§ Exercise brief
The entries below should be given again exactly, minus their pictures.

________________________

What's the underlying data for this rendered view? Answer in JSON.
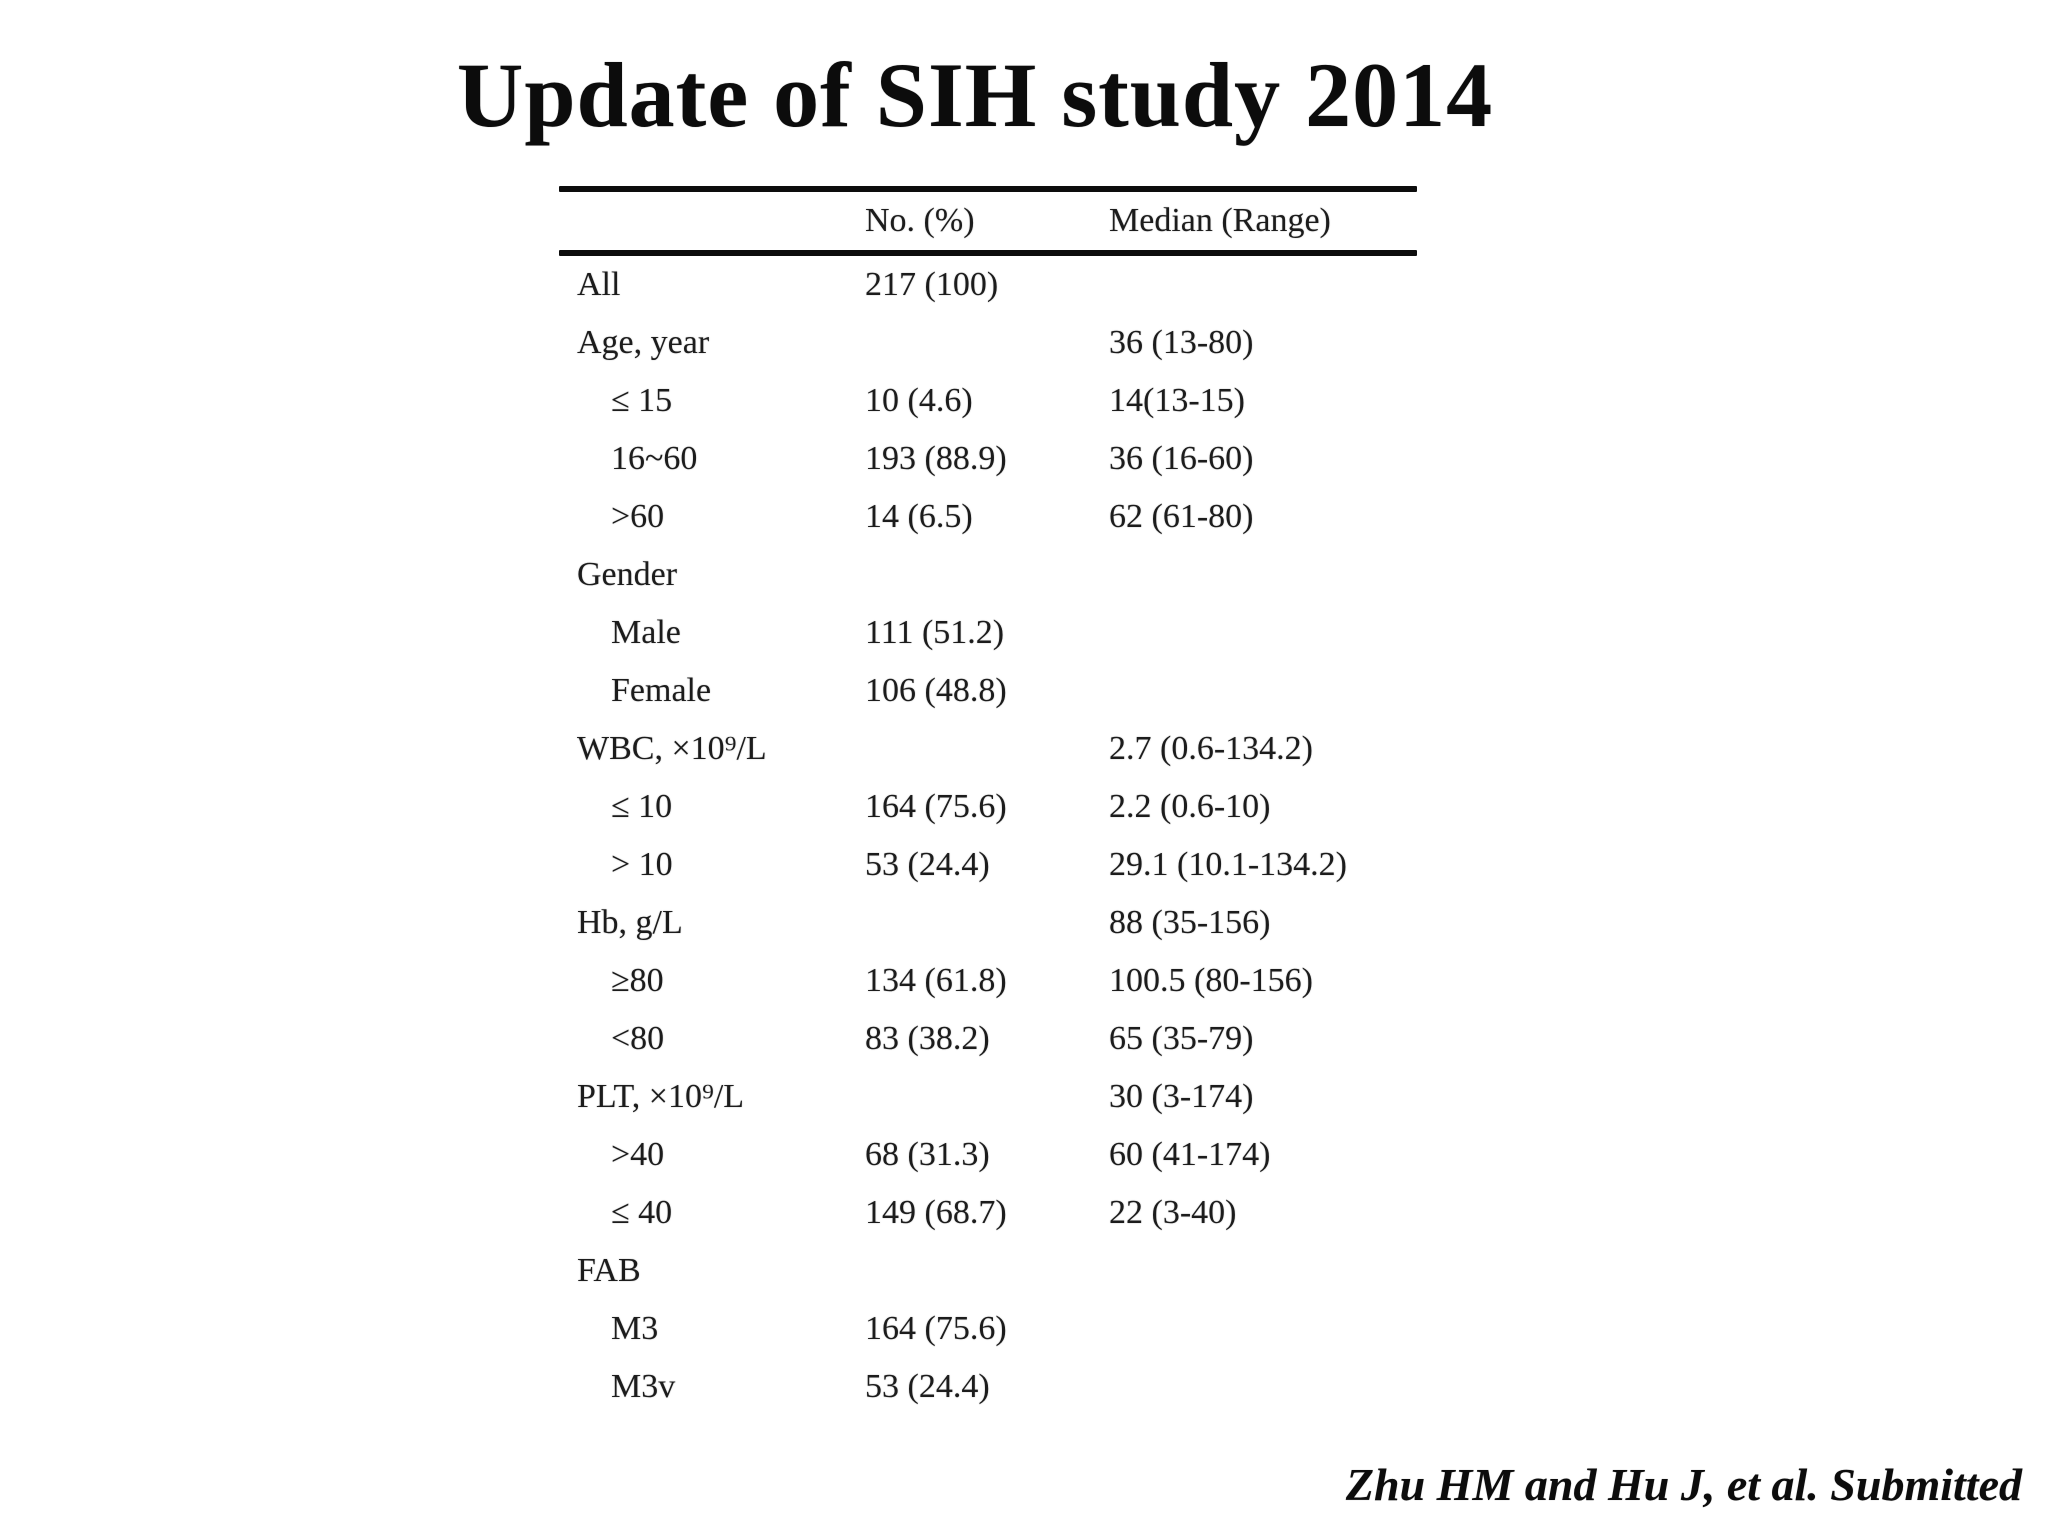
{
  "title": "Update of SIH study 2014",
  "footer": "Zhu HM and Hu J, et al. Submitted",
  "colors": {
    "background": "#ffffff",
    "text": "#1a1a1a",
    "rule": "#0d0d0d"
  },
  "chart_data": {
    "type": "table",
    "columns": [
      "",
      "No. (%)",
      "Median (Range)"
    ],
    "rows": [
      {
        "label": "All",
        "indent": 0,
        "no": "217 (100)",
        "median": ""
      },
      {
        "label": "Age, year",
        "indent": 0,
        "no": "",
        "median": "36 (13-80)"
      },
      {
        "label": "≤ 15",
        "indent": 1,
        "no": "10 (4.6)",
        "median": "14(13-15)"
      },
      {
        "label": "16~60",
        "indent": 1,
        "no": "193 (88.9)",
        "median": "36 (16-60)"
      },
      {
        "label": ">60",
        "indent": 1,
        "no": "14 (6.5)",
        "median": "62 (61-80)"
      },
      {
        "label": "Gender",
        "indent": 0,
        "no": "",
        "median": ""
      },
      {
        "label": "Male",
        "indent": 1,
        "no": "111 (51.2)",
        "median": ""
      },
      {
        "label": "Female",
        "indent": 1,
        "no": "106 (48.8)",
        "median": ""
      },
      {
        "label": "WBC, ×10⁹/L",
        "indent": 0,
        "no": "",
        "median": "2.7 (0.6-134.2)"
      },
      {
        "label": "≤ 10",
        "indent": 1,
        "no": "164 (75.6)",
        "median": "2.2 (0.6-10)"
      },
      {
        "label": "> 10",
        "indent": 1,
        "no": "53 (24.4)",
        "median": "29.1 (10.1-134.2)"
      },
      {
        "label": "Hb, g/L",
        "indent": 0,
        "no": "",
        "median": "88 (35-156)"
      },
      {
        "label": "≥80",
        "indent": 1,
        "no": "134 (61.8)",
        "median": "100.5 (80-156)"
      },
      {
        "label": "<80",
        "indent": 1,
        "no": "83 (38.2)",
        "median": "65 (35-79)"
      },
      {
        "label": "PLT, ×10⁹/L",
        "indent": 0,
        "no": "",
        "median": "30 (3-174)"
      },
      {
        "label": ">40",
        "indent": 1,
        "no": "68 (31.3)",
        "median": "60 (41-174)"
      },
      {
        "label": "≤ 40",
        "indent": 1,
        "no": "149 (68.7)",
        "median": "22 (3-40)"
      },
      {
        "label": "FAB",
        "indent": 0,
        "no": "",
        "median": ""
      },
      {
        "label": "M3",
        "indent": 1,
        "no": "164 (75.6)",
        "median": ""
      },
      {
        "label": "M3v",
        "indent": 1,
        "no": "53 (24.4)",
        "median": ""
      }
    ]
  }
}
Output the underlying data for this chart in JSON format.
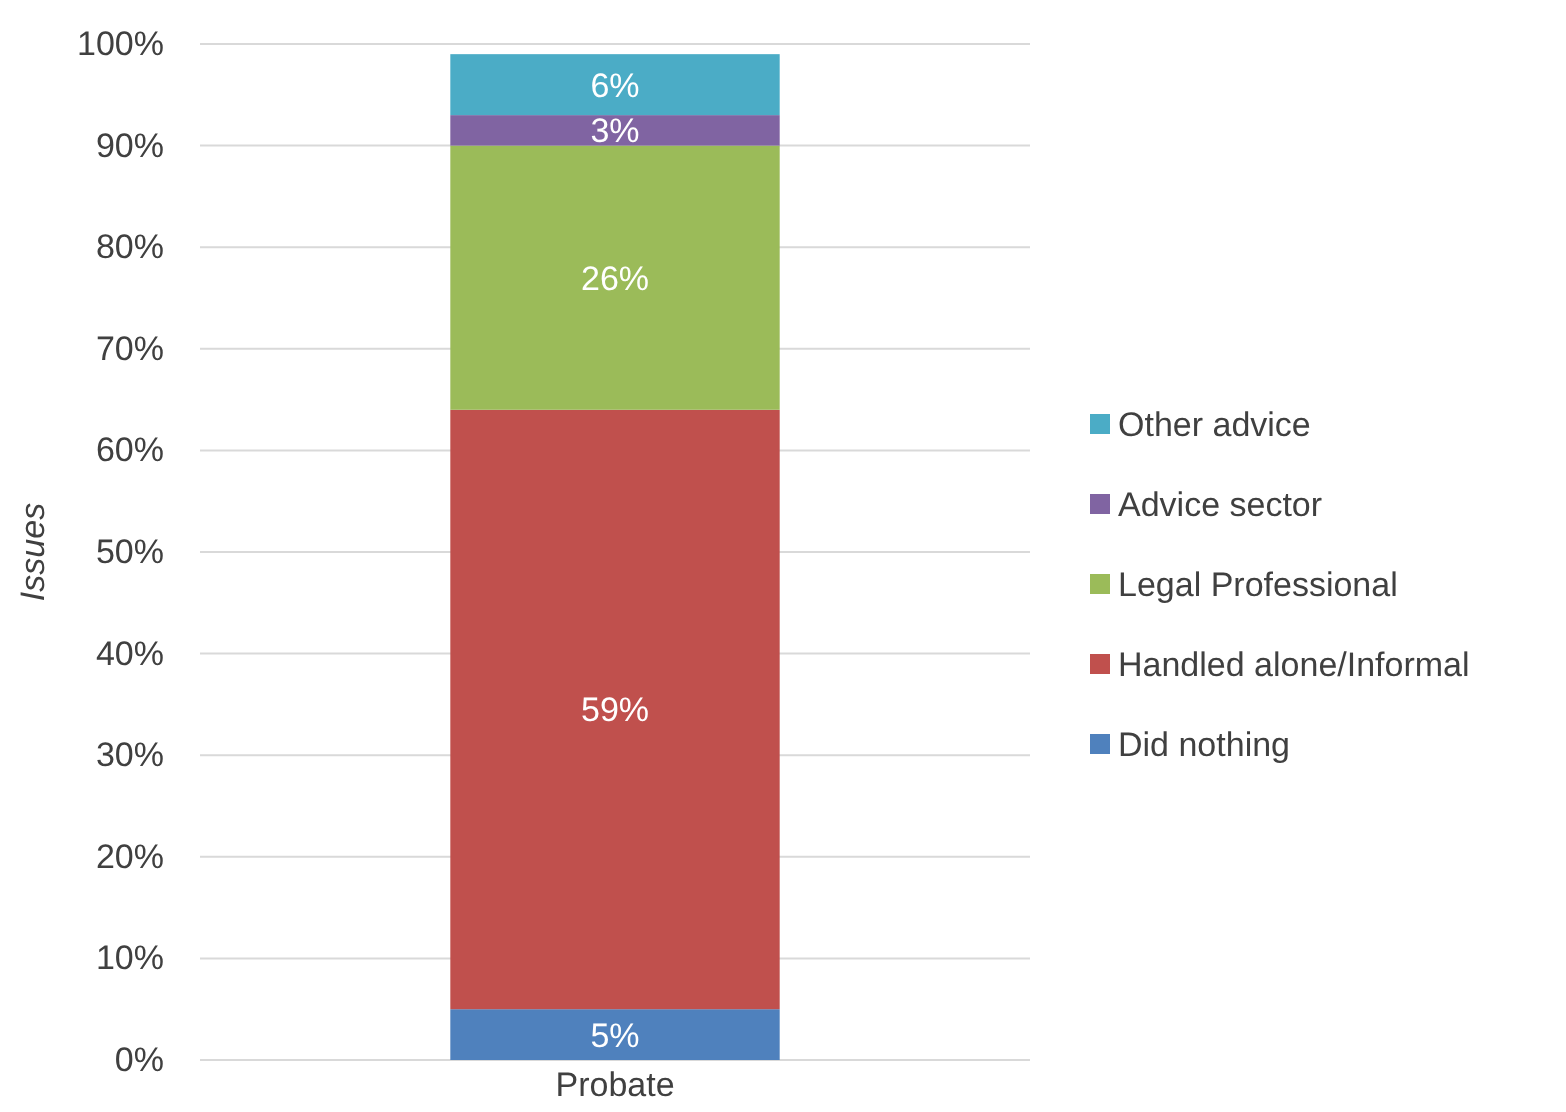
{
  "chart_data": {
    "type": "bar",
    "stacked": true,
    "categories": [
      "Probate"
    ],
    "ylabel": "Issues",
    "ylim": [
      0,
      100
    ],
    "yticks": [
      {
        "value": 0,
        "label": "0%"
      },
      {
        "value": 10,
        "label": "10%"
      },
      {
        "value": 20,
        "label": "20%"
      },
      {
        "value": 30,
        "label": "30%"
      },
      {
        "value": 40,
        "label": "40%"
      },
      {
        "value": 50,
        "label": "50%"
      },
      {
        "value": 60,
        "label": "60%"
      },
      {
        "value": 70,
        "label": "70%"
      },
      {
        "value": 80,
        "label": "80%"
      },
      {
        "value": 90,
        "label": "90%"
      },
      {
        "value": 100,
        "label": "100%"
      }
    ],
    "grid": "y",
    "legend": "right",
    "series": [
      {
        "name": "Did nothing",
        "color": "#4f81bd",
        "values": [
          5
        ],
        "value_labels": [
          "5%"
        ]
      },
      {
        "name": "Handled alone/Informal",
        "color": "#c0504d",
        "values": [
          59
        ],
        "value_labels": [
          "59%"
        ]
      },
      {
        "name": "Legal Professional",
        "color": "#9bbb59",
        "values": [
          26
        ],
        "value_labels": [
          "26%"
        ]
      },
      {
        "name": "Advice sector",
        "color": "#8064a2",
        "values": [
          3
        ],
        "value_labels": [
          "3%"
        ]
      },
      {
        "name": "Other advice",
        "color": "#4bacc6",
        "values": [
          6
        ],
        "value_labels": [
          "6%"
        ]
      }
    ]
  }
}
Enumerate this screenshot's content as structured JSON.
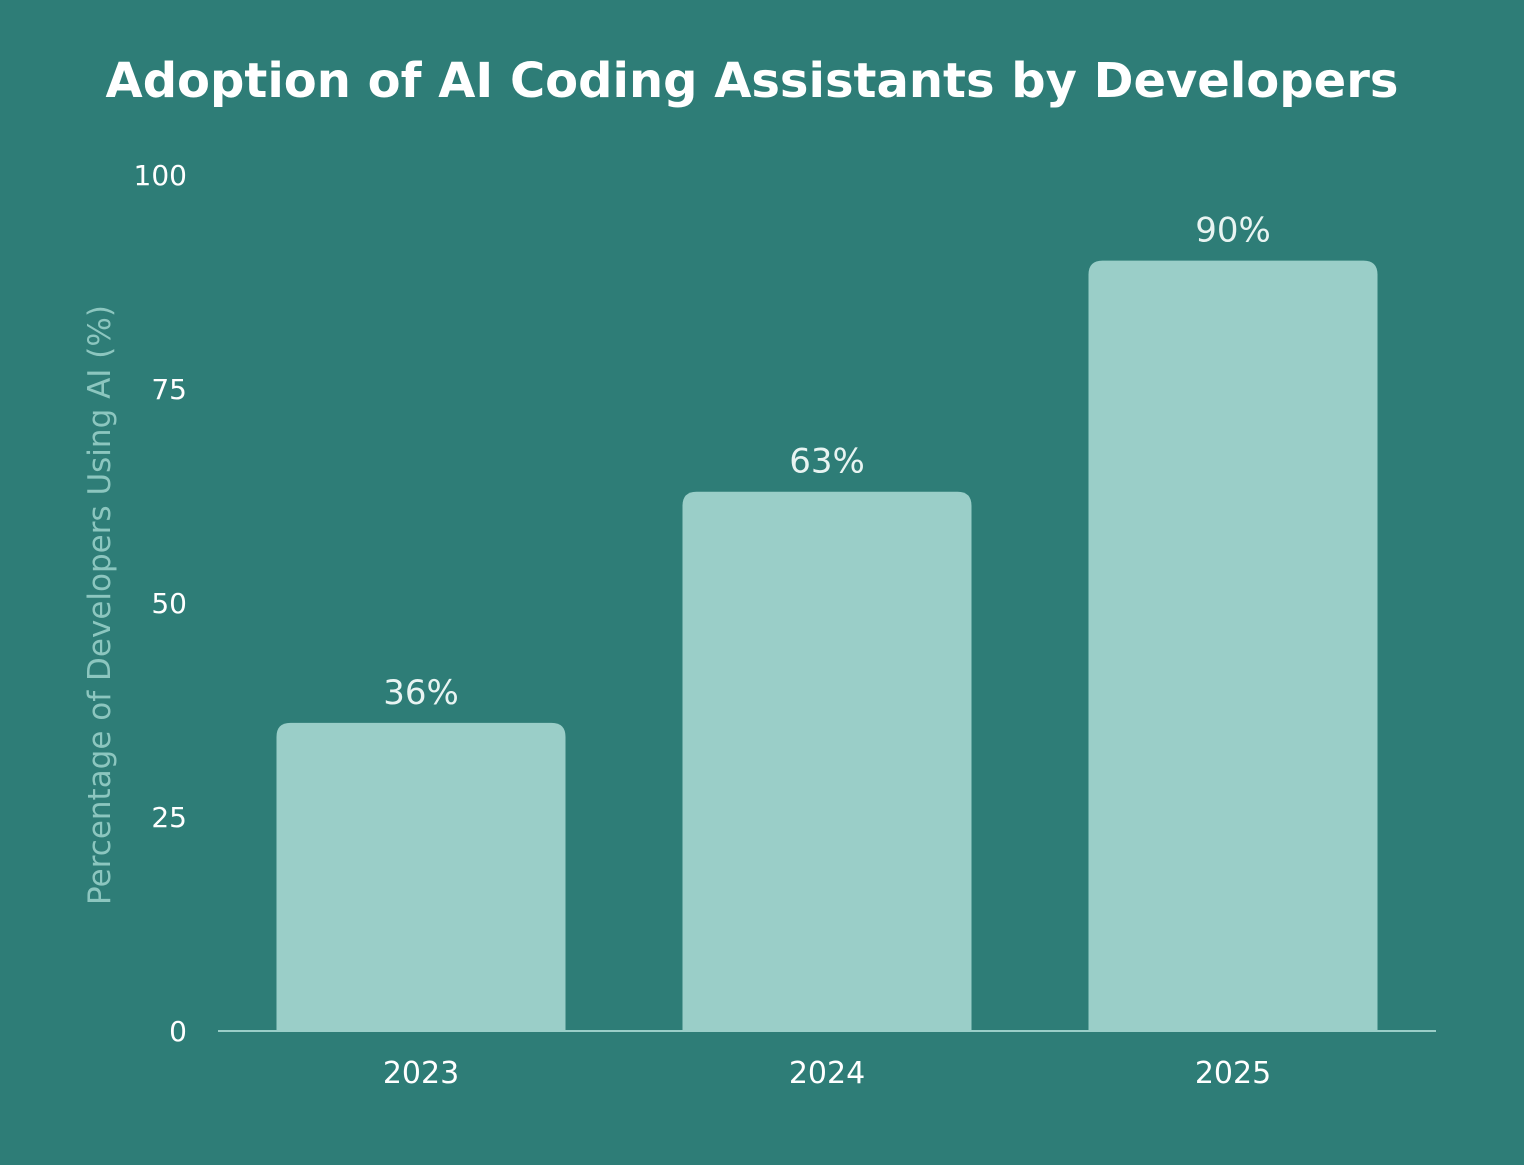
{
  "chart_data": {
    "type": "bar",
    "title": "Adoption of AI Coding Assistants by Developers",
    "xlabel": "",
    "ylabel": "Percentage of Developers Using AI (%)",
    "categories": [
      "2023",
      "2024",
      "2025"
    ],
    "values": [
      36,
      63,
      90
    ],
    "value_labels": [
      "36%",
      "63%",
      "90%"
    ],
    "ylim": [
      0,
      100
    ],
    "yticks": [
      0,
      25,
      50,
      75,
      100
    ],
    "ytick_labels": [
      "0",
      "25",
      "50",
      "75",
      "100"
    ],
    "grid": false,
    "legend": "none"
  },
  "colors": {
    "background": "#2e7d77",
    "bar": "#9acec8",
    "axis_line": "#9acec8",
    "title": "#ffffff",
    "tick_text": "#ffffff",
    "value_label_text": "#e8f4f2",
    "ylabel_text": "#8cc6bf"
  }
}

________________________

§ Written answer
What's the underlying data for this rendered view? Answer in JSON.
{
  "title": "Update of SIH study 2014",
  "footer": "Zhu HM and Hu J, et al. Submitted",
  "colors": {
    "background": "#ffffff",
    "text": "#1a1a1a",
    "rule": "#0d0d0d"
  },
  "chart_data": {
    "type": "table",
    "columns": [
      "",
      "No. (%)",
      "Median (Range)"
    ],
    "rows": [
      {
        "label": "All",
        "indent": 0,
        "no": "217 (100)",
        "median": ""
      },
      {
        "label": "Age, year",
        "indent": 0,
        "no": "",
        "median": "36 (13-80)"
      },
      {
        "label": "≤ 15",
        "indent": 1,
        "no": "10 (4.6)",
        "median": "14(13-15)"
      },
      {
        "label": "16~60",
        "indent": 1,
        "no": "193 (88.9)",
        "median": "36 (16-60)"
      },
      {
        "label": ">60",
        "indent": 1,
        "no": "14 (6.5)",
        "median": "62 (61-80)"
      },
      {
        "label": "Gender",
        "indent": 0,
        "no": "",
        "median": ""
      },
      {
        "label": "Male",
        "indent": 1,
        "no": "111 (51.2)",
        "median": ""
      },
      {
        "label": "Female",
        "indent": 1,
        "no": "106 (48.8)",
        "median": ""
      },
      {
        "label": "WBC, ×10⁹/L",
        "indent": 0,
        "no": "",
        "median": "2.7 (0.6-134.2)"
      },
      {
        "label": "≤ 10",
        "indent": 1,
        "no": "164 (75.6)",
        "median": "2.2 (0.6-10)"
      },
      {
        "label": "> 10",
        "indent": 1,
        "no": "53 (24.4)",
        "median": "29.1 (10.1-134.2)"
      },
      {
        "label": "Hb, g/L",
        "indent": 0,
        "no": "",
        "median": "88 (35-156)"
      },
      {
        "label": "≥80",
        "indent": 1,
        "no": "134 (61.8)",
        "median": "100.5 (80-156)"
      },
      {
        "label": "<80",
        "indent": 1,
        "no": "83 (38.2)",
        "median": "65 (35-79)"
      },
      {
        "label": "PLT, ×10⁹/L",
        "indent": 0,
        "no": "",
        "median": "30 (3-174)"
      },
      {
        "label": ">40",
        "indent": 1,
        "no": "68 (31.3)",
        "median": "60 (41-174)"
      },
      {
        "label": "≤ 40",
        "indent": 1,
        "no": "149 (68.7)",
        "median": "22 (3-40)"
      },
      {
        "label": "FAB",
        "indent": 0,
        "no": "",
        "median": ""
      },
      {
        "label": "M3",
        "indent": 1,
        "no": "164 (75.6)",
        "median": ""
      },
      {
        "label": "M3v",
        "indent": 1,
        "no": "53 (24.4)",
        "median": ""
      }
    ]
  }
}
Output the underlying data for this chart in JSON format.
{
  "chart_data": {
    "type": "bar",
    "stacked": true,
    "categories": [
      "Probate"
    ],
    "ylabel": "Issues",
    "ylim": [
      0,
      100
    ],
    "yticks": [
      {
        "value": 0,
        "label": "0%"
      },
      {
        "value": 10,
        "label": "10%"
      },
      {
        "value": 20,
        "label": "20%"
      },
      {
        "value": 30,
        "label": "30%"
      },
      {
        "value": 40,
        "label": "40%"
      },
      {
        "value": 50,
        "label": "50%"
      },
      {
        "value": 60,
        "label": "60%"
      },
      {
        "value": 70,
        "label": "70%"
      },
      {
        "value": 80,
        "label": "80%"
      },
      {
        "value": 90,
        "label": "90%"
      },
      {
        "value": 100,
        "label": "100%"
      }
    ],
    "grid": "y",
    "legend": "right",
    "series": [
      {
        "name": "Did nothing",
        "color": "#4f81bd",
        "values": [
          5
        ],
        "value_labels": [
          "5%"
        ]
      },
      {
        "name": "Handled alone/Informal",
        "color": "#c0504d",
        "values": [
          59
        ],
        "value_labels": [
          "59%"
        ]
      },
      {
        "name": "Legal Professional",
        "color": "#9bbb59",
        "values": [
          26
        ],
        "value_labels": [
          "26%"
        ]
      },
      {
        "name": "Advice sector",
        "color": "#8064a2",
        "values": [
          3
        ],
        "value_labels": [
          "3%"
        ]
      },
      {
        "name": "Other advice",
        "color": "#4bacc6",
        "values": [
          6
        ],
        "value_labels": [
          "6%"
        ]
      }
    ]
  }
}
Enumerate this screenshot's content as structured JSON.
{
  "chart_data": {
    "type": "bar",
    "title": "Adoption of AI Coding Assistants by Developers",
    "xlabel": "",
    "ylabel": "Percentage of Developers Using AI (%)",
    "categories": [
      "2023",
      "2024",
      "2025"
    ],
    "values": [
      36,
      63,
      90
    ],
    "value_labels": [
      "36%",
      "63%",
      "90%"
    ],
    "ylim": [
      0,
      100
    ],
    "yticks": [
      0,
      25,
      50,
      75,
      100
    ],
    "ytick_labels": [
      "0",
      "25",
      "50",
      "75",
      "100"
    ],
    "grid": false,
    "legend": "none"
  },
  "colors": {
    "background": "#2e7d77",
    "bar": "#9acec8",
    "axis_line": "#9acec8",
    "title": "#ffffff",
    "tick_text": "#ffffff",
    "value_label_text": "#e8f4f2",
    "ylabel_text": "#8cc6bf"
  }
}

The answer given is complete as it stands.